Extract the lines that carry the string "luminosity" from the listing.

Figure collection entries
------------------------------------------------------------------------

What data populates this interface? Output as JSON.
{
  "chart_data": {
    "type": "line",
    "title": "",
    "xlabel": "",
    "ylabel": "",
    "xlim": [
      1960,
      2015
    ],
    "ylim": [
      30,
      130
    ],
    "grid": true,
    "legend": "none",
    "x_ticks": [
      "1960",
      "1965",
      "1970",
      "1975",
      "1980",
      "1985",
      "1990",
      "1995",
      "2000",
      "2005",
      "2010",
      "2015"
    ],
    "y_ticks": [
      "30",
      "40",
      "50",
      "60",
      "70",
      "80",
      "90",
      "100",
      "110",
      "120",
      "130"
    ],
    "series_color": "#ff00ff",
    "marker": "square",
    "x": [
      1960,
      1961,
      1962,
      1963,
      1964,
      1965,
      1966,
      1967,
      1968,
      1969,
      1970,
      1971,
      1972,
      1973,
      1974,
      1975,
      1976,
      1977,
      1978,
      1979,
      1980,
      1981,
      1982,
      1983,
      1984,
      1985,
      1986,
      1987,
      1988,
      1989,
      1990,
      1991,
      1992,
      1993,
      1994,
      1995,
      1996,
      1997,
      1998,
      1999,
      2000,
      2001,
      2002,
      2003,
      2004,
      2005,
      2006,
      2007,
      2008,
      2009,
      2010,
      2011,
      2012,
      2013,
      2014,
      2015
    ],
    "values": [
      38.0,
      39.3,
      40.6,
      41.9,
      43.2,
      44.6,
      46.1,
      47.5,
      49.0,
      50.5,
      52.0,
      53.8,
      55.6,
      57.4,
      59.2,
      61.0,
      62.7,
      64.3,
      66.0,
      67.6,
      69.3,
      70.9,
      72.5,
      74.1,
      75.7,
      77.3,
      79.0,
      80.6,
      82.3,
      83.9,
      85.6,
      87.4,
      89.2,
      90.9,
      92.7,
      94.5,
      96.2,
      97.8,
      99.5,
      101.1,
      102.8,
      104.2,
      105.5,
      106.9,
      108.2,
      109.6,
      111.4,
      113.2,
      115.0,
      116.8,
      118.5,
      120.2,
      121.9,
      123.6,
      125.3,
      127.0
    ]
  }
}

------------------------------------------------------------------------

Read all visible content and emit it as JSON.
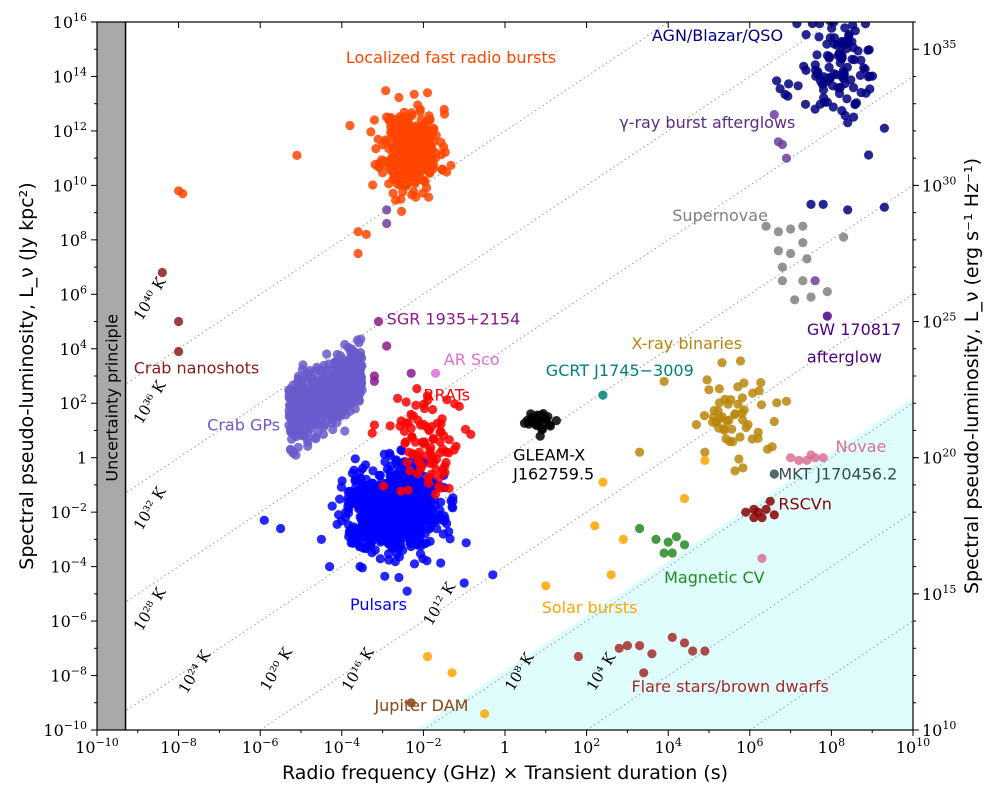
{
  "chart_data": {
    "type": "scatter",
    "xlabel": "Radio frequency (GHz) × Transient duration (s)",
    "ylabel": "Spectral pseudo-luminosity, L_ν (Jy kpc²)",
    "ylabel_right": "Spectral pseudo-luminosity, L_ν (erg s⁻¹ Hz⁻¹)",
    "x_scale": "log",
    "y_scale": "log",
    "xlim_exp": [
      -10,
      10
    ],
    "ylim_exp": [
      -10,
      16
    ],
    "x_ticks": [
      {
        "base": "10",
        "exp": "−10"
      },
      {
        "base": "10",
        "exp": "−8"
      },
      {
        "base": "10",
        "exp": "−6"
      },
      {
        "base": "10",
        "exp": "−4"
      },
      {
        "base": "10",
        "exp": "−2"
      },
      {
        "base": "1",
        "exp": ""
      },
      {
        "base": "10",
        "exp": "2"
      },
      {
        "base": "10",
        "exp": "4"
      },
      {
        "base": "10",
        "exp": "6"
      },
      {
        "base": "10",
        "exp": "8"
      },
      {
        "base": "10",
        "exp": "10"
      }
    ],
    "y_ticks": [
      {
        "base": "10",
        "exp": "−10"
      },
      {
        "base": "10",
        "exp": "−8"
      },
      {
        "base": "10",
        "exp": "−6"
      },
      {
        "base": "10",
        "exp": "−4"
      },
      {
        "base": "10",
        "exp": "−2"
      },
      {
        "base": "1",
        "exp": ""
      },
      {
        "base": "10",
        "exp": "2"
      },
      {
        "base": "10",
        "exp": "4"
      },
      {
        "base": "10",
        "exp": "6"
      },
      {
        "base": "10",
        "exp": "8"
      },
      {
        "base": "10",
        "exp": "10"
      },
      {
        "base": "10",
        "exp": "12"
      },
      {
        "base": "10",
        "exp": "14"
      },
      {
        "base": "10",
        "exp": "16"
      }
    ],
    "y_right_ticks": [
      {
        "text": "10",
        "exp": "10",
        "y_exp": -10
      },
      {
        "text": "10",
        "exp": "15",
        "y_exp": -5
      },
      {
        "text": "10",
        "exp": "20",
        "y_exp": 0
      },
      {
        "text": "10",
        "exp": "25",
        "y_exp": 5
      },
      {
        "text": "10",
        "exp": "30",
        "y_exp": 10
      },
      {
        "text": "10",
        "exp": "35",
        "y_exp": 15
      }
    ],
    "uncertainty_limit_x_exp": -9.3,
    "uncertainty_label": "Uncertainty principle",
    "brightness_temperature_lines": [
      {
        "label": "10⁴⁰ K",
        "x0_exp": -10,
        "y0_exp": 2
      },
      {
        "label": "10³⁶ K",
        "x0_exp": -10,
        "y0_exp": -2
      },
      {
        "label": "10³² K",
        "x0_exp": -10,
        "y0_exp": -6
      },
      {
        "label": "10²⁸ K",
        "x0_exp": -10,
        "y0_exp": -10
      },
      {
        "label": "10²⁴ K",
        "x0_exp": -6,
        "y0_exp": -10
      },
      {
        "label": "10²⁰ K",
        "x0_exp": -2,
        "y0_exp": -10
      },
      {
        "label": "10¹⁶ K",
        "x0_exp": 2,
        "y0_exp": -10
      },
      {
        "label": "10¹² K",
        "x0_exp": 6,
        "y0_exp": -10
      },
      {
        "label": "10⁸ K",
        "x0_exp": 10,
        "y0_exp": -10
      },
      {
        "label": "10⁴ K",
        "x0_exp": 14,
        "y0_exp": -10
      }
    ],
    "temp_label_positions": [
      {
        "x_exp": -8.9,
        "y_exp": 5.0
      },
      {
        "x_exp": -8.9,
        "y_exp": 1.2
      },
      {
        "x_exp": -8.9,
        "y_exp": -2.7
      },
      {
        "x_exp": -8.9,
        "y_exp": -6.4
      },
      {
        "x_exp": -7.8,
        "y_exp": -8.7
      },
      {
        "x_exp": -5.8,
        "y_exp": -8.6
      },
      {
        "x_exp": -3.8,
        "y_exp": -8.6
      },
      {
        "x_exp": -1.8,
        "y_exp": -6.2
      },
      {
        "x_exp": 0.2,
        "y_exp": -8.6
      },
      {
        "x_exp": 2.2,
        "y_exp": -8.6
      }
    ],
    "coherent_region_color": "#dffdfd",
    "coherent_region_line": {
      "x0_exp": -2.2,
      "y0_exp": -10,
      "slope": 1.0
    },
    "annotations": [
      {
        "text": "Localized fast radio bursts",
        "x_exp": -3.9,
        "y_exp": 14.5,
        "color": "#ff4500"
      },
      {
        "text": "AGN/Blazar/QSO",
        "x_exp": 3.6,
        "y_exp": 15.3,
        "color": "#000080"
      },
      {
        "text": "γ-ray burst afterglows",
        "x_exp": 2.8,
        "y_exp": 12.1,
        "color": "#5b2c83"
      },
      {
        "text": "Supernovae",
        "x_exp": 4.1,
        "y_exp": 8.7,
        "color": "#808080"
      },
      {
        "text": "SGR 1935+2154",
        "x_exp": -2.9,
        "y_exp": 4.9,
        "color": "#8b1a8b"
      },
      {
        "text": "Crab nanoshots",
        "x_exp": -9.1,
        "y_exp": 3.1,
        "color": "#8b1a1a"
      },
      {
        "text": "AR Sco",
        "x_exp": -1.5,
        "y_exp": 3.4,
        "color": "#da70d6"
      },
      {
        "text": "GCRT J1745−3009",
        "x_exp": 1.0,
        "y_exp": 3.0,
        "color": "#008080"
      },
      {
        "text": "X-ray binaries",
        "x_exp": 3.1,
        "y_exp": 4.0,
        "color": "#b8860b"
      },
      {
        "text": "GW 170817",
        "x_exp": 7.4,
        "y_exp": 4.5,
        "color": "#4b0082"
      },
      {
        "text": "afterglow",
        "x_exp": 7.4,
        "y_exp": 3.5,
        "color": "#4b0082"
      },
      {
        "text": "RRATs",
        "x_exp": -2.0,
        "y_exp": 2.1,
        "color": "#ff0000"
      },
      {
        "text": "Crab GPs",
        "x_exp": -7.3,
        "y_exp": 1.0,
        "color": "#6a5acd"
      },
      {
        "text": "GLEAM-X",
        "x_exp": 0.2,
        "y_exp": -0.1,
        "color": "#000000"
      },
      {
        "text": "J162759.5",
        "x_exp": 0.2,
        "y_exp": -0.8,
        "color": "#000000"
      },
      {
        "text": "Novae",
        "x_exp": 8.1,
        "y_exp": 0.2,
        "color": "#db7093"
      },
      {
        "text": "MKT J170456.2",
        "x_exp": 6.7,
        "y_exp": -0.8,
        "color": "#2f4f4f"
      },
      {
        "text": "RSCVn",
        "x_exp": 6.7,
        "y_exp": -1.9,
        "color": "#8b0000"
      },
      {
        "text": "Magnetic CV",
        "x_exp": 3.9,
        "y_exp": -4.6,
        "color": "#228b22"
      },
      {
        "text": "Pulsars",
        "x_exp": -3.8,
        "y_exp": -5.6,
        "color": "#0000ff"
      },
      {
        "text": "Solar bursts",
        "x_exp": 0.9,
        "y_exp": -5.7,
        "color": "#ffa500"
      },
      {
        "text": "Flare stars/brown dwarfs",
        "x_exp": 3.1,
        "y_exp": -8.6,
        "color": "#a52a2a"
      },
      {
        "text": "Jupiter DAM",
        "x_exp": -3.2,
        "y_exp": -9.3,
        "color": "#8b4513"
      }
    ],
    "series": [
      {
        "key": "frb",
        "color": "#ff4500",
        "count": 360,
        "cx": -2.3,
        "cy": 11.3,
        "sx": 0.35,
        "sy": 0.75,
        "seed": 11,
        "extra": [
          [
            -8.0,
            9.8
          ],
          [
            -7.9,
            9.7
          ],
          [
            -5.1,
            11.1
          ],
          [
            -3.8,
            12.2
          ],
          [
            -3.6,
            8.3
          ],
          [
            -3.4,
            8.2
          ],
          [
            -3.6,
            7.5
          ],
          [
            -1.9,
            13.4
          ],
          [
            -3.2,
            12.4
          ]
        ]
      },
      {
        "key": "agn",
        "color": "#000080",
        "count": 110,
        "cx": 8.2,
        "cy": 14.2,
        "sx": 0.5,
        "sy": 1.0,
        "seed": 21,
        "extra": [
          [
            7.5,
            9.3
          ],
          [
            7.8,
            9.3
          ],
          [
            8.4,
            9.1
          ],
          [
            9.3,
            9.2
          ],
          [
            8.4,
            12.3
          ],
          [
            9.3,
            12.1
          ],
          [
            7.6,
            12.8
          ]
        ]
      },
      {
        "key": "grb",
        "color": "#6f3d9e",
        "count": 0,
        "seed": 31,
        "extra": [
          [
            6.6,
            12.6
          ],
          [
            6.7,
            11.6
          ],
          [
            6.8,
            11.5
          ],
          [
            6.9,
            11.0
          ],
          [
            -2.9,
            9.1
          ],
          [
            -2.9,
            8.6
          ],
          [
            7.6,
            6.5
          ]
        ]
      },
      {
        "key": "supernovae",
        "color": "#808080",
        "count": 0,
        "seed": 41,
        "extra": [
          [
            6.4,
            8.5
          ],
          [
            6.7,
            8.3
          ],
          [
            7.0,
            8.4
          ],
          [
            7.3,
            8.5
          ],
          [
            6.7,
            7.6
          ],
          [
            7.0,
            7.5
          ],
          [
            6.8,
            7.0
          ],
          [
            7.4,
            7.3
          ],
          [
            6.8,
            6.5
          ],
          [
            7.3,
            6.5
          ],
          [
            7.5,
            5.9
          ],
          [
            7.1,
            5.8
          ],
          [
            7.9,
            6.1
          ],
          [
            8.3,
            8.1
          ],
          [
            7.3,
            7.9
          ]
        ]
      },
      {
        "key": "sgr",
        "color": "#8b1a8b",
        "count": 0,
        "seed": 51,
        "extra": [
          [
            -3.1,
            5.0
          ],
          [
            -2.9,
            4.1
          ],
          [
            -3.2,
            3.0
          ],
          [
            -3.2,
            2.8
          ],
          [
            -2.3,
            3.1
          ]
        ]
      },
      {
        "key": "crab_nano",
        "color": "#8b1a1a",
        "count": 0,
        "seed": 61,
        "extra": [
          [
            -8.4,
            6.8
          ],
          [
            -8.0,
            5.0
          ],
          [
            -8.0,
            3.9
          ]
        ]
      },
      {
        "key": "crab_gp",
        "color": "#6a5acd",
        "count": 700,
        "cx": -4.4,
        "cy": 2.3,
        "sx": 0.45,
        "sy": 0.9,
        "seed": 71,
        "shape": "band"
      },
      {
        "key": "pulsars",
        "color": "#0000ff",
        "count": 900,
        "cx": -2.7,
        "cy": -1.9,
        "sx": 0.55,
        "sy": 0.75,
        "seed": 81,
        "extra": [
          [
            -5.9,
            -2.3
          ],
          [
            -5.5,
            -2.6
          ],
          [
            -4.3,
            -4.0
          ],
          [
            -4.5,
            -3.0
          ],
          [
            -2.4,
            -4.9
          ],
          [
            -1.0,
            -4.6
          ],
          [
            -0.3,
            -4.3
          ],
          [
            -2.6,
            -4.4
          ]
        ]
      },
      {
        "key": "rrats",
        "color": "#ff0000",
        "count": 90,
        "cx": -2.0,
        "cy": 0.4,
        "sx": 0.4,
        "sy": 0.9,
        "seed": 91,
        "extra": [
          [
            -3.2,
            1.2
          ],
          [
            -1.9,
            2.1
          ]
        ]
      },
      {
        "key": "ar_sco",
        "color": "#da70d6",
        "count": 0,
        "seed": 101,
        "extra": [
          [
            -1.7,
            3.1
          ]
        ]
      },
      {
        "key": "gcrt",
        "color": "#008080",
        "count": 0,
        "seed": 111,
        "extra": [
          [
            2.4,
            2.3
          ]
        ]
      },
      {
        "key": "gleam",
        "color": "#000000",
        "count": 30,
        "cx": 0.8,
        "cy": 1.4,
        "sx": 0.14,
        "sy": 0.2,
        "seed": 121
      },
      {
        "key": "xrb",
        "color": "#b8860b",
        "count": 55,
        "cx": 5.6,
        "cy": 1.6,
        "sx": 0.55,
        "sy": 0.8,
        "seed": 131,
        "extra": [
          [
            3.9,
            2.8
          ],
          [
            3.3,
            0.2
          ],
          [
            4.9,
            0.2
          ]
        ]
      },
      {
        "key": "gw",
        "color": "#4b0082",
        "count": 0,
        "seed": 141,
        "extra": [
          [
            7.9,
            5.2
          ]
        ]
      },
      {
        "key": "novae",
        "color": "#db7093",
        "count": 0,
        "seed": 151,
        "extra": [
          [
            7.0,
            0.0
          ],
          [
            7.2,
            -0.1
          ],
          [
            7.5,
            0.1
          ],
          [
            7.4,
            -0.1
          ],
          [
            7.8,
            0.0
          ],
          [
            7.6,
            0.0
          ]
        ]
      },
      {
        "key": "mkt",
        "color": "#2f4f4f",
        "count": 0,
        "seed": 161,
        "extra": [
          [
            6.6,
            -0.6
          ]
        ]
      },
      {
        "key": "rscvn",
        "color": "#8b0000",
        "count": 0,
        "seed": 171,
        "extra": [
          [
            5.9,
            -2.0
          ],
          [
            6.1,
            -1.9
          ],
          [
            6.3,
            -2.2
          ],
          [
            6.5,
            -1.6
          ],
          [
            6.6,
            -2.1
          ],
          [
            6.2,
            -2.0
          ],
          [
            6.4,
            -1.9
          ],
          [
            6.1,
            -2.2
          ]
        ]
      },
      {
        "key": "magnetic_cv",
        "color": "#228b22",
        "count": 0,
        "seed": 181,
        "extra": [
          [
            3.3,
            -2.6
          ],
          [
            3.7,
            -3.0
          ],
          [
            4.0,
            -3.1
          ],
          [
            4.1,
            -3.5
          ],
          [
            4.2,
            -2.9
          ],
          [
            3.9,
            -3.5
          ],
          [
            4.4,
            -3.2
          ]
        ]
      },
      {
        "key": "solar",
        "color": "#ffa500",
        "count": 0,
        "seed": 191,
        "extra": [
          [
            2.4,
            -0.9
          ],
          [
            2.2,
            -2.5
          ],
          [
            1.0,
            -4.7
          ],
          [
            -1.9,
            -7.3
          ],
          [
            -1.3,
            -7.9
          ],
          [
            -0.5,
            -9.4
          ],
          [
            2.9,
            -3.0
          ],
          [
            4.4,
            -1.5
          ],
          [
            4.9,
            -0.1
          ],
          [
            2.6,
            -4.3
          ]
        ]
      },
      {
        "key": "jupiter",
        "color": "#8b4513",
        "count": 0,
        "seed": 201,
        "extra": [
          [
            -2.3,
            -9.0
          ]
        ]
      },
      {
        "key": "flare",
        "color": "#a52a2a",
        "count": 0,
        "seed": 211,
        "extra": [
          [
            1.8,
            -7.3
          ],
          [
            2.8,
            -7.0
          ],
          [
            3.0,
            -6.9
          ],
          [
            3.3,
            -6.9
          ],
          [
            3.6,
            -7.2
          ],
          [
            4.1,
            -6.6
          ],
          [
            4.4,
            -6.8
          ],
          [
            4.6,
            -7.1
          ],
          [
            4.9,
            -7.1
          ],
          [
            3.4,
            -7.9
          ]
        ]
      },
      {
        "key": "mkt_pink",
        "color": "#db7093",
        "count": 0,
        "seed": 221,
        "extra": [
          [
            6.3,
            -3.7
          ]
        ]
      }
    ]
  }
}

------------------------------------------------------------------------

* [FINISHED EXERCISE]
    "ylabel": "Spectral pseudo-luminosity, L_ν (Jy kpc²)",
    "ylabel_right": "Spectral pseudo-luminosity, L_ν (erg s⁻¹ Hz⁻¹)",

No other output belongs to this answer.